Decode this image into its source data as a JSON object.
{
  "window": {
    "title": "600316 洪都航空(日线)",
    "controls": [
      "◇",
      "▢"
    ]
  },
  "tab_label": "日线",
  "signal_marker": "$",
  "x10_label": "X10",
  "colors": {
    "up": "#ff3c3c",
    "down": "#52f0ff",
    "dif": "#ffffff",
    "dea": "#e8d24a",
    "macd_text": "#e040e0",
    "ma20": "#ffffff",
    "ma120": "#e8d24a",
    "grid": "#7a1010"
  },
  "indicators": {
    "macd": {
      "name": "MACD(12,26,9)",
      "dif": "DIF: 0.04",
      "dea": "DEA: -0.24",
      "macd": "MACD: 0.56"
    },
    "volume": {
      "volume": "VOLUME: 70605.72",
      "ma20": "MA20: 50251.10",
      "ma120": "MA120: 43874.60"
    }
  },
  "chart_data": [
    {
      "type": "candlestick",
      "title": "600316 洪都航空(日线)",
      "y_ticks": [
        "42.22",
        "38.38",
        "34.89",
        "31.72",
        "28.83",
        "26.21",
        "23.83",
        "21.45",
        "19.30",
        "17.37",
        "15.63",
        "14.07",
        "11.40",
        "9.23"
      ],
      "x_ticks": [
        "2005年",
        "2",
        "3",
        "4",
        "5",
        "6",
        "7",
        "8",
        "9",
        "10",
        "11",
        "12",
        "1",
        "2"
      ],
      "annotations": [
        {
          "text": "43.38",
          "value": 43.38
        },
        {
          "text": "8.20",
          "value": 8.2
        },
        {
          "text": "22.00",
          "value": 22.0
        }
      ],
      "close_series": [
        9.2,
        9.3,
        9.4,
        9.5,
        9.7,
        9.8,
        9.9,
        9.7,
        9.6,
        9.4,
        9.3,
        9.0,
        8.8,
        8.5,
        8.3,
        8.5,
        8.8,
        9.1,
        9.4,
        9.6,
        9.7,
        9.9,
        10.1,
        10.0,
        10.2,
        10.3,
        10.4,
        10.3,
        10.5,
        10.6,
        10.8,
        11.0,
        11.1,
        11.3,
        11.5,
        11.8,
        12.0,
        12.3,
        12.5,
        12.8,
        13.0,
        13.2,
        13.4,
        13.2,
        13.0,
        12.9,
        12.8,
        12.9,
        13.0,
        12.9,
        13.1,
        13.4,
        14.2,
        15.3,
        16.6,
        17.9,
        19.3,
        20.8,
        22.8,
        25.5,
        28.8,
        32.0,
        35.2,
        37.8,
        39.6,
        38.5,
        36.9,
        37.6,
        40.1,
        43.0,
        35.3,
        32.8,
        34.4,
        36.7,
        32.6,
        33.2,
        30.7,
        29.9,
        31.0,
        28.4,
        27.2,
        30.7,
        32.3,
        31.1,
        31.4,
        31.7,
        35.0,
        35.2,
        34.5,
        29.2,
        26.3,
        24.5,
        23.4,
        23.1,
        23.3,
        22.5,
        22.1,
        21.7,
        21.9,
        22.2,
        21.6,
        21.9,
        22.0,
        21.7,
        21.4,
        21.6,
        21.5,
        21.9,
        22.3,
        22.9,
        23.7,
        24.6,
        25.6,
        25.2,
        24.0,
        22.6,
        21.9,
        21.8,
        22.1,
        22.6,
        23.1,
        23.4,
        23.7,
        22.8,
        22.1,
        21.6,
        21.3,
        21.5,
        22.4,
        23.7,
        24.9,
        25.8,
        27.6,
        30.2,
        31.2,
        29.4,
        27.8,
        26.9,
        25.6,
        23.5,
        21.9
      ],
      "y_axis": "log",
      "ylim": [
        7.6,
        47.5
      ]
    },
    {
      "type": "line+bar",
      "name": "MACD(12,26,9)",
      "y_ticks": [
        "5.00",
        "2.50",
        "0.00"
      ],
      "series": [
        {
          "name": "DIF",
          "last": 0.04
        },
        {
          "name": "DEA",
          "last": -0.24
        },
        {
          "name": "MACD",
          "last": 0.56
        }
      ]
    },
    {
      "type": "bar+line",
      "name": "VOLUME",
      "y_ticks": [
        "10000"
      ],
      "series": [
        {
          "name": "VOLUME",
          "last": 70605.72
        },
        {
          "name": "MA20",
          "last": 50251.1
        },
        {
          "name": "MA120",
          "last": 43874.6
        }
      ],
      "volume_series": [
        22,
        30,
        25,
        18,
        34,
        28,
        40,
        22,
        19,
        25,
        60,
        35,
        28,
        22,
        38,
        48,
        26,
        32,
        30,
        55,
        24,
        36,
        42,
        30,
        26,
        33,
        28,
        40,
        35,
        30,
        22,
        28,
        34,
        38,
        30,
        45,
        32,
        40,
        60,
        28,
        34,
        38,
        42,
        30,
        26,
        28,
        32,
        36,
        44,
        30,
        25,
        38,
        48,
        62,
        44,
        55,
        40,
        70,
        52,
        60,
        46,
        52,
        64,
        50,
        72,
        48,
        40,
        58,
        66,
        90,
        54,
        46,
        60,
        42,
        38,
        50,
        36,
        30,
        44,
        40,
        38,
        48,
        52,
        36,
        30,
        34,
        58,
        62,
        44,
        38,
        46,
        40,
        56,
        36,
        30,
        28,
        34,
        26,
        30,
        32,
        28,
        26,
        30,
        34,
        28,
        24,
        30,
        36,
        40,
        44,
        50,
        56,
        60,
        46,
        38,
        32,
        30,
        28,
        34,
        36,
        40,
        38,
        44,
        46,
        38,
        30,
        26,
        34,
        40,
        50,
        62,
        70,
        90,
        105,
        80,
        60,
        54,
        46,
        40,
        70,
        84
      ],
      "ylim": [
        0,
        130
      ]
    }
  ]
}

TASK OBJECTIVE - Repeat every record, keeping each word and mark exactly as it is.

ANSWER TO THIS TASK -
Decode this image into its source data as a JSON object.
{
  "window": {
    "title": "600316 洪都航空(日线)",
    "controls": [
      "◇",
      "▢"
    ]
  },
  "tab_label": "日线",
  "signal_marker": "$",
  "x10_label": "X10",
  "colors": {
    "up": "#ff3c3c",
    "down": "#52f0ff",
    "dif": "#ffffff",
    "dea": "#e8d24a",
    "macd_text": "#e040e0",
    "ma20": "#ffffff",
    "ma120": "#e8d24a",
    "grid": "#7a1010"
  },
  "indicators": {
    "macd": {
      "name": "MACD(12,26,9)",
      "dif": "DIF: 0.04",
      "dea": "DEA: -0.24",
      "macd": "MACD: 0.56"
    },
    "volume": {
      "volume": "VOLUME: 70605.72",
      "ma20": "MA20: 50251.10",
      "ma120": "MA120: 43874.60"
    }
  },
  "chart_data": [
    {
      "type": "candlestick",
      "title": "600316 洪都航空(日线)",
      "y_ticks": [
        "42.22",
        "38.38",
        "34.89",
        "31.72",
        "28.83",
        "26.21",
        "23.83",
        "21.45",
        "19.30",
        "17.37",
        "15.63",
        "14.07",
        "11.40",
        "9.23"
      ],
      "x_ticks": [
        "2005年",
        "2",
        "3",
        "4",
        "5",
        "6",
        "7",
        "8",
        "9",
        "10",
        "11",
        "12",
        "1",
        "2"
      ],
      "annotations": [
        {
          "text": "43.38",
          "value": 43.38
        },
        {
          "text": "8.20",
          "value": 8.2
        },
        {
          "text": "22.00",
          "value": 22.0
        }
      ],
      "close_series": [
        9.2,
        9.3,
        9.4,
        9.5,
        9.7,
        9.8,
        9.9,
        9.7,
        9.6,
        9.4,
        9.3,
        9.0,
        8.8,
        8.5,
        8.3,
        8.5,
        8.8,
        9.1,
        9.4,
        9.6,
        9.7,
        9.9,
        10.1,
        10.0,
        10.2,
        10.3,
        10.4,
        10.3,
        10.5,
        10.6,
        10.8,
        11.0,
        11.1,
        11.3,
        11.5,
        11.8,
        12.0,
        12.3,
        12.5,
        12.8,
        13.0,
        13.2,
        13.4,
        13.2,
        13.0,
        12.9,
        12.8,
        12.9,
        13.0,
        12.9,
        13.1,
        13.4,
        14.2,
        15.3,
        16.6,
        17.9,
        19.3,
        20.8,
        22.8,
        25.5,
        28.8,
        32.0,
        35.2,
        37.8,
        39.6,
        38.5,
        36.9,
        37.6,
        40.1,
        43.0,
        35.3,
        32.8,
        34.4,
        36.7,
        32.6,
        33.2,
        30.7,
        29.9,
        31.0,
        28.4,
        27.2,
        30.7,
        32.3,
        31.1,
        31.4,
        31.7,
        35.0,
        35.2,
        34.5,
        29.2,
        26.3,
        24.5,
        23.4,
        23.1,
        23.3,
        22.5,
        22.1,
        21.7,
        21.9,
        22.2,
        21.6,
        21.9,
        22.0,
        21.7,
        21.4,
        21.6,
        21.5,
        21.9,
        22.3,
        22.9,
        23.7,
        24.6,
        25.6,
        25.2,
        24.0,
        22.6,
        21.9,
        21.8,
        22.1,
        22.6,
        23.1,
        23.4,
        23.7,
        22.8,
        22.1,
        21.6,
        21.3,
        21.5,
        22.4,
        23.7,
        24.9,
        25.8,
        27.6,
        30.2,
        31.2,
        29.4,
        27.8,
        26.9,
        25.6,
        23.5,
        21.9
      ],
      "y_axis": "log",
      "ylim": [
        7.6,
        47.5
      ]
    },
    {
      "type": "line+bar",
      "name": "MACD(12,26,9)",
      "y_ticks": [
        "5.00",
        "2.50",
        "0.00"
      ],
      "series": [
        {
          "name": "DIF",
          "last": 0.04
        },
        {
          "name": "DEA",
          "last": -0.24
        },
        {
          "name": "MACD",
          "last": 0.56
        }
      ]
    },
    {
      "type": "bar+line",
      "name": "VOLUME",
      "y_ticks": [
        "10000"
      ],
      "series": [
        {
          "name": "VOLUME",
          "last": 70605.72
        },
        {
          "name": "MA20",
          "last": 50251.1
        },
        {
          "name": "MA120",
          "last": 43874.6
        }
      ],
      "volume_series": [
        22,
        30,
        25,
        18,
        34,
        28,
        40,
        22,
        19,
        25,
        60,
        35,
        28,
        22,
        38,
        48,
        26,
        32,
        30,
        55,
        24,
        36,
        42,
        30,
        26,
        33,
        28,
        40,
        35,
        30,
        22,
        28,
        34,
        38,
        30,
        45,
        32,
        40,
        60,
        28,
        34,
        38,
        42,
        30,
        26,
        28,
        32,
        36,
        44,
        30,
        25,
        38,
        48,
        62,
        44,
        55,
        40,
        70,
        52,
        60,
        46,
        52,
        64,
        50,
        72,
        48,
        40,
        58,
        66,
        90,
        54,
        46,
        60,
        42,
        38,
        50,
        36,
        30,
        44,
        40,
        38,
        48,
        52,
        36,
        30,
        34,
        58,
        62,
        44,
        38,
        46,
        40,
        56,
        36,
        30,
        28,
        34,
        26,
        30,
        32,
        28,
        26,
        30,
        34,
        28,
        24,
        30,
        36,
        40,
        44,
        50,
        56,
        60,
        46,
        38,
        32,
        30,
        28,
        34,
        36,
        40,
        38,
        44,
        46,
        38,
        30,
        26,
        34,
        40,
        50,
        62,
        70,
        90,
        105,
        80,
        60,
        54,
        46,
        40,
        70,
        84
      ],
      "ylim": [
        0,
        130
      ]
    }
  ]
}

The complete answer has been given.